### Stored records

____

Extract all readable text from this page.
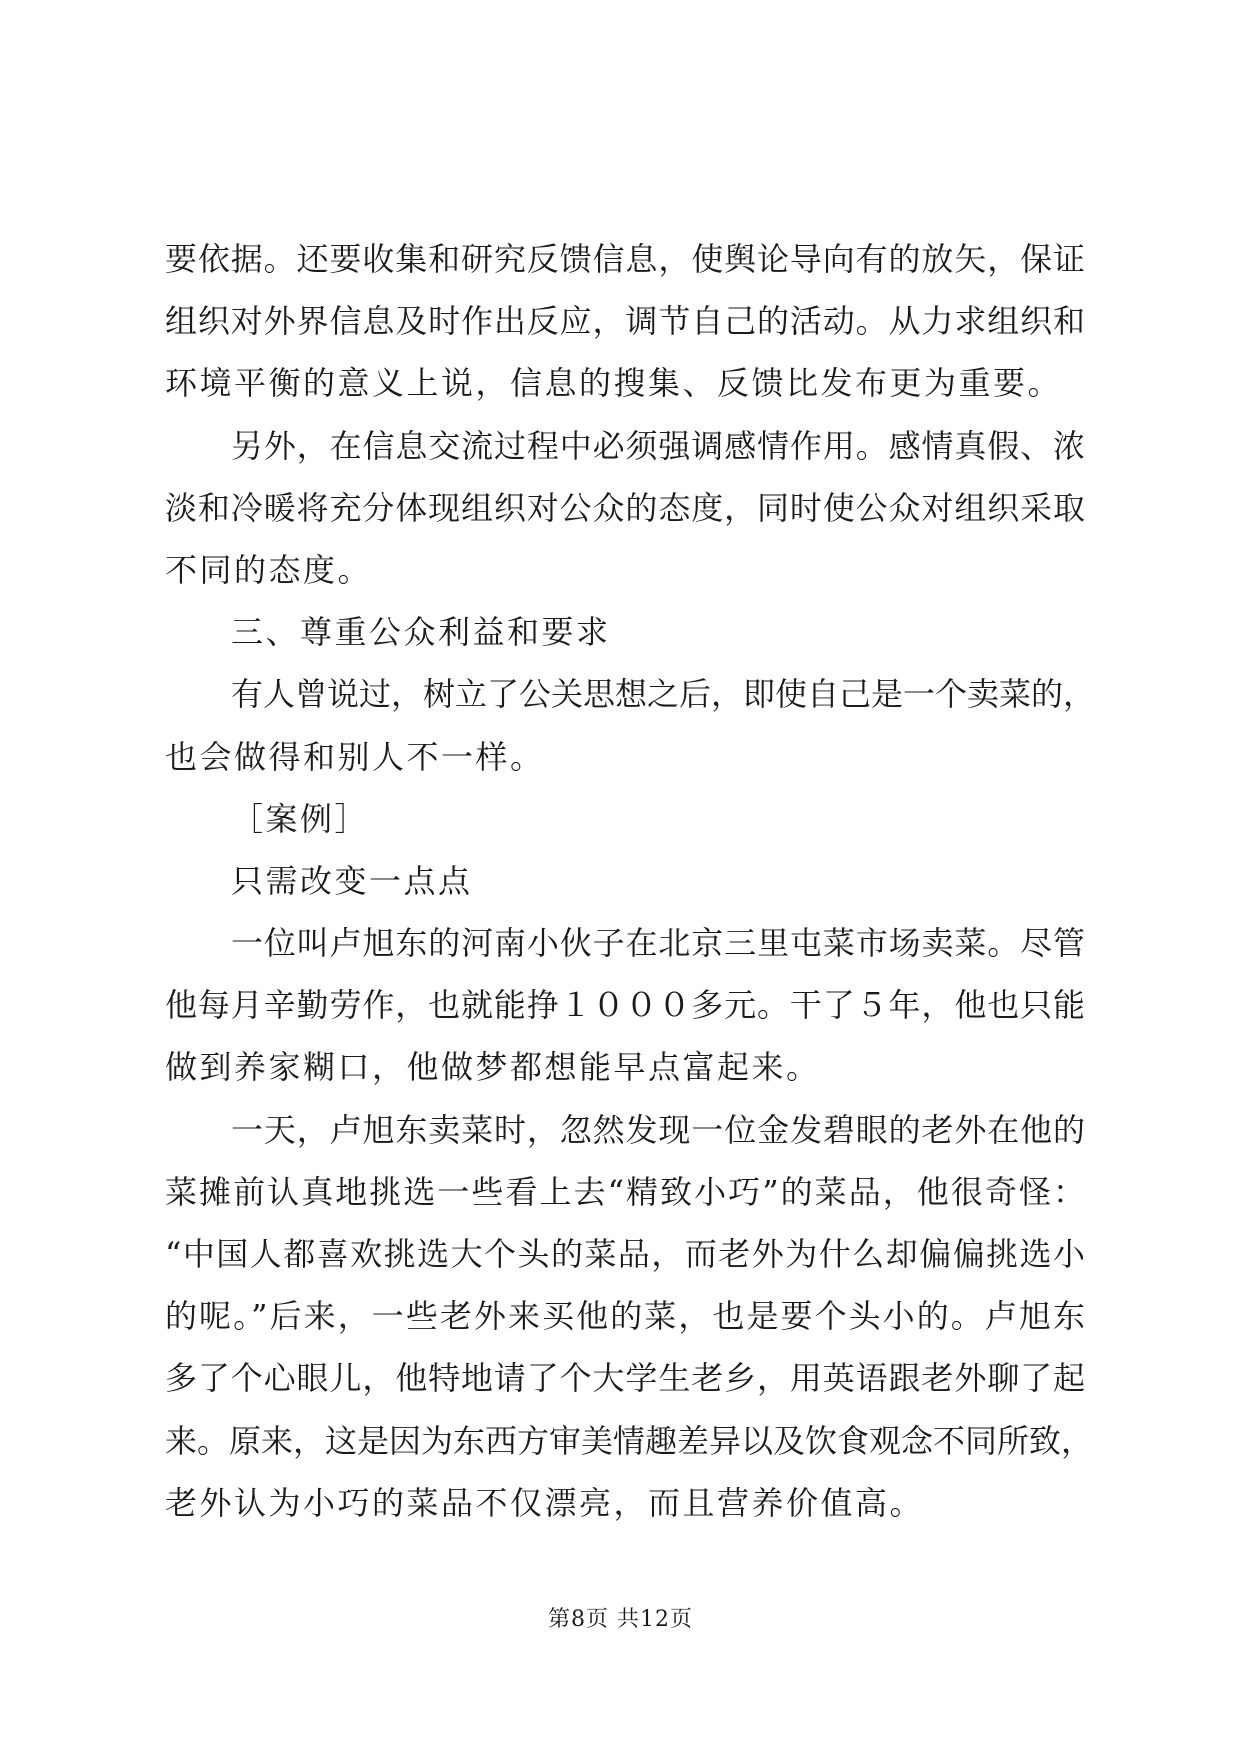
要依据。还要收集和研究反馈信息，使舆论导向有的放矢，保证
组织对外界信息及时作出反应，调节自己的活动。从力求组织和
环境平衡的意义上说，信息的搜集、反馈比发布更为重要。
另外，在信息交流过程中必须强调感情作用。感情真假、浓
淡和冷暖将充分体现组织对公众的态度，同时使公众对组织采取
不同的态度。
三、尊重公众利益和要求
有人曾说过，树立了公关思想之后，即使自己是一个卖菜的，
也会做得和别人不一样。
［案例］
只需改变一点点
一位叫卢旭东的河南小伙子在北京三里屯菜市场卖菜。尽管
他每月辛勤劳作，也就能挣１０００多元。干了５年，他也只能
做到养家糊口，他做梦都想能早点富起来。
一天，卢旭东卖菜时，忽然发现一位金发碧眼的老外在他的
菜摊前认真地挑选一些看上去“精致小巧”的菜品，他很奇怪：
“中国人都喜欢挑选大个头的菜品，而老外为什么却偏偏挑选小
的呢。”后来，一些老外来买他的菜，也是要个头小的。卢旭东
多了个心眼儿，他特地请了个大学生老乡，用英语跟老外聊了起
来。原来，这是因为东西方审美情趣差异以及饮食观念不同所致，
老外认为小巧的菜品不仅漂亮，而且营养价值高。
第8页 共12页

____

### GOAL OF THE EXERCISE
Repeat each entry above word for word, leaving every picture out.

### ANSWER FOR THE TASK
Extract all readable text from this page.
要依据。还要收集和研究反馈信息，使舆论导向有的放矢，保证
组织对外界信息及时作出反应，调节自己的活动。从力求组织和
环境平衡的意义上说，信息的搜集、反馈比发布更为重要。
另外，在信息交流过程中必须强调感情作用。感情真假、浓
淡和冷暖将充分体现组织对公众的态度，同时使公众对组织采取
不同的态度。
三、尊重公众利益和要求
有人曾说过，树立了公关思想之后，即使自己是一个卖菜的，
也会做得和别人不一样。
［案例］
只需改变一点点
一位叫卢旭东的河南小伙子在北京三里屯菜市场卖菜。尽管
他每月辛勤劳作，也就能挣１０００多元。干了５年，他也只能
做到养家糊口，他做梦都想能早点富起来。
一天，卢旭东卖菜时，忽然发现一位金发碧眼的老外在他的
菜摊前认真地挑选一些看上去“精致小巧”的菜品，他很奇怪：
“中国人都喜欢挑选大个头的菜品，而老外为什么却偏偏挑选小
的呢。”后来，一些老外来买他的菜，也是要个头小的。卢旭东
多了个心眼儿，他特地请了个大学生老乡，用英语跟老外聊了起
来。原来，这是因为东西方审美情趣差异以及饮食观念不同所致，
老外认为小巧的菜品不仅漂亮，而且营养价值高。
第8页 共12页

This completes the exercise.